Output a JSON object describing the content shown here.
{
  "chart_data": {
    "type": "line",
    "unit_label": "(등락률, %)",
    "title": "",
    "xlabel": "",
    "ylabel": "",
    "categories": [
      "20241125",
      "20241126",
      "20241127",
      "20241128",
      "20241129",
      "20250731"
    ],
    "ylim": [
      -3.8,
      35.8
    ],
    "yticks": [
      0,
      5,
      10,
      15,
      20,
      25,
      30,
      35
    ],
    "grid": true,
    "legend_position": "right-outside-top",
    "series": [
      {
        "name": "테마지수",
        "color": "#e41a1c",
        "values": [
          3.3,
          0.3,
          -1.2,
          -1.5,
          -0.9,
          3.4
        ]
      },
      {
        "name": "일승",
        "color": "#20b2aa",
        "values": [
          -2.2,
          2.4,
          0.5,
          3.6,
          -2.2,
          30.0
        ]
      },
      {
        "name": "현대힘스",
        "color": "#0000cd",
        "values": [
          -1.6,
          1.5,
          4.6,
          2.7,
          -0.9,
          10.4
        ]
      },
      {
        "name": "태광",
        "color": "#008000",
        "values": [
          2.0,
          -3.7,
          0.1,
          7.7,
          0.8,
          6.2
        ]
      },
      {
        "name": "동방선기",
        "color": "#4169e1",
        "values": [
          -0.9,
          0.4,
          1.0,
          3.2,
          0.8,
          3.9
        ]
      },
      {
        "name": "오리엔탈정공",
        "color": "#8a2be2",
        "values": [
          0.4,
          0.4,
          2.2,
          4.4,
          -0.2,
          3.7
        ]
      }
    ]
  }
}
--------
Aim. Nothing should be left out: repeat all of the data exactly.

Correct response.
Output a JSON object describing the content shown here.
{
  "chart_data": {
    "type": "line",
    "unit_label": "(등락률, %)",
    "title": "",
    "xlabel": "",
    "ylabel": "",
    "categories": [
      "20241125",
      "20241126",
      "20241127",
      "20241128",
      "20241129",
      "20250731"
    ],
    "ylim": [
      -3.8,
      35.8
    ],
    "yticks": [
      0,
      5,
      10,
      15,
      20,
      25,
      30,
      35
    ],
    "grid": true,
    "legend_position": "right-outside-top",
    "series": [
      {
        "name": "테마지수",
        "color": "#e41a1c",
        "values": [
          3.3,
          0.3,
          -1.2,
          -1.5,
          -0.9,
          3.4
        ]
      },
      {
        "name": "일승",
        "color": "#20b2aa",
        "values": [
          -2.2,
          2.4,
          0.5,
          3.6,
          -2.2,
          30.0
        ]
      },
      {
        "name": "현대힘스",
        "color": "#0000cd",
        "values": [
          -1.6,
          1.5,
          4.6,
          2.7,
          -0.9,
          10.4
        ]
      },
      {
        "name": "태광",
        "color": "#008000",
        "values": [
          2.0,
          -3.7,
          0.1,
          7.7,
          0.8,
          6.2
        ]
      },
      {
        "name": "동방선기",
        "color": "#4169e1",
        "values": [
          -0.9,
          0.4,
          1.0,
          3.2,
          0.8,
          3.9
        ]
      },
      {
        "name": "오리엔탈정공",
        "color": "#8a2be2",
        "values": [
          0.4,
          0.4,
          2.2,
          4.4,
          -0.2,
          3.7
        ]
      }
    ]
  }
}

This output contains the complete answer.